Data items:
** Begin **
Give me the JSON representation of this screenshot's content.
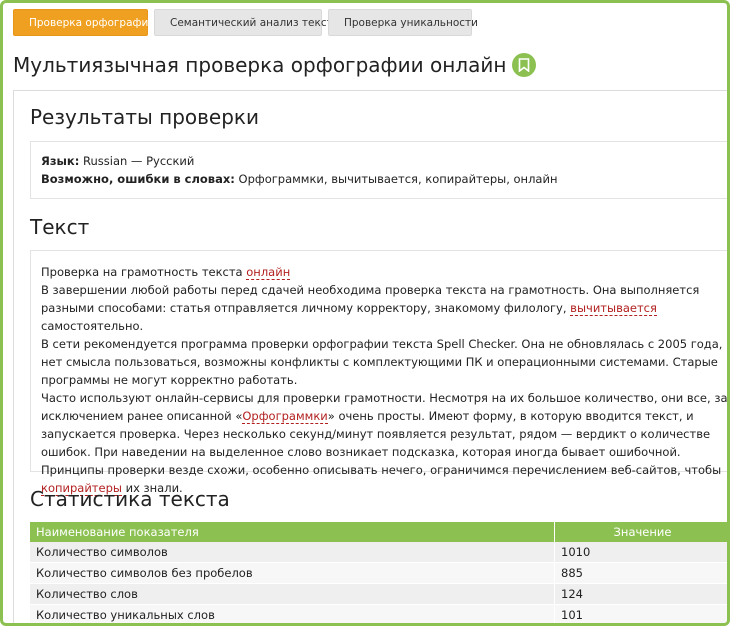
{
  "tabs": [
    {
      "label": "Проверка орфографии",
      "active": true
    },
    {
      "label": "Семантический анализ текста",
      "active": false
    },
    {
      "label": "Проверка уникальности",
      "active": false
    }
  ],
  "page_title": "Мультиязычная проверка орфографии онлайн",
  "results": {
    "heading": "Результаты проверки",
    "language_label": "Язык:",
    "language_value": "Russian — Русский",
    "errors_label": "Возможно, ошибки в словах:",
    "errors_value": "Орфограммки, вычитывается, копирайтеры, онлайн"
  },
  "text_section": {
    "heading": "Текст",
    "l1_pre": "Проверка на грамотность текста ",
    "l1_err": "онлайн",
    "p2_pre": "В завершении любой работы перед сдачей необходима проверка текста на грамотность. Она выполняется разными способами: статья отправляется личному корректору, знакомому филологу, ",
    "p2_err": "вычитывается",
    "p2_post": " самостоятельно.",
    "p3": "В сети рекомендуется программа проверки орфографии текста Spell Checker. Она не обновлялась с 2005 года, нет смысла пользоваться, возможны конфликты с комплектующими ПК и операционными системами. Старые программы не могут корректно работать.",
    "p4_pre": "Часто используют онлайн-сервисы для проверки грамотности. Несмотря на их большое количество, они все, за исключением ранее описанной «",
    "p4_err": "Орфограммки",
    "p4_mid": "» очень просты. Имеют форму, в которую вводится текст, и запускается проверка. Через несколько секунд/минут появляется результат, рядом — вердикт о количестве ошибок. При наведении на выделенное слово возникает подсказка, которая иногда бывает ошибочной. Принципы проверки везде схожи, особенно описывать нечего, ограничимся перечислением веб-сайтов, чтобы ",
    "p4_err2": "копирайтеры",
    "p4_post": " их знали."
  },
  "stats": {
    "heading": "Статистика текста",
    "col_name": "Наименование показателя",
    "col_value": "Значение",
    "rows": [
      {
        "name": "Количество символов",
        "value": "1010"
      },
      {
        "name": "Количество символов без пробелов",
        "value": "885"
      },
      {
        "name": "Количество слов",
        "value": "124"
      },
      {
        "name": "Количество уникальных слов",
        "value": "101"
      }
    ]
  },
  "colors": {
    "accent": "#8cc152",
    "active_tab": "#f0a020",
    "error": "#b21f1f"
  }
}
** End **
• **The task**
Make an exact copy of every record, pictures excluded.

• **Written answer**
Give me the JSON representation of this screenshot's content.
{
  "tabs": [
    {
      "label": "Проверка орфографии",
      "active": true
    },
    {
      "label": "Семантический анализ текста",
      "active": false
    },
    {
      "label": "Проверка уникальности",
      "active": false
    }
  ],
  "page_title": "Мультиязычная проверка орфографии онлайн",
  "results": {
    "heading": "Результаты проверки",
    "language_label": "Язык:",
    "language_value": "Russian — Русский",
    "errors_label": "Возможно, ошибки в словах:",
    "errors_value": "Орфограммки, вычитывается, копирайтеры, онлайн"
  },
  "text_section": {
    "heading": "Текст",
    "l1_pre": "Проверка на грамотность текста ",
    "l1_err": "онлайн",
    "p2_pre": "В завершении любой работы перед сдачей необходима проверка текста на грамотность. Она выполняется разными способами: статья отправляется личному корректору, знакомому филологу, ",
    "p2_err": "вычитывается",
    "p2_post": " самостоятельно.",
    "p3": "В сети рекомендуется программа проверки орфографии текста Spell Checker. Она не обновлялась с 2005 года, нет смысла пользоваться, возможны конфликты с комплектующими ПК и операционными системами. Старые программы не могут корректно работать.",
    "p4_pre": "Часто используют онлайн-сервисы для проверки грамотности. Несмотря на их большое количество, они все, за исключением ранее описанной «",
    "p4_err": "Орфограммки",
    "p4_mid": "» очень просты. Имеют форму, в которую вводится текст, и запускается проверка. Через несколько секунд/минут появляется результат, рядом — вердикт о количестве ошибок. При наведении на выделенное слово возникает подсказка, которая иногда бывает ошибочной. Принципы проверки везде схожи, особенно описывать нечего, ограничимся перечислением веб-сайтов, чтобы ",
    "p4_err2": "копирайтеры",
    "p4_post": " их знали."
  },
  "stats": {
    "heading": "Статистика текста",
    "col_name": "Наименование показателя",
    "col_value": "Значение",
    "rows": [
      {
        "name": "Количество символов",
        "value": "1010"
      },
      {
        "name": "Количество символов без пробелов",
        "value": "885"
      },
      {
        "name": "Количество слов",
        "value": "124"
      },
      {
        "name": "Количество уникальных слов",
        "value": "101"
      }
    ]
  },
  "colors": {
    "accent": "#8cc152",
    "active_tab": "#f0a020",
    "error": "#b21f1f"
  }
}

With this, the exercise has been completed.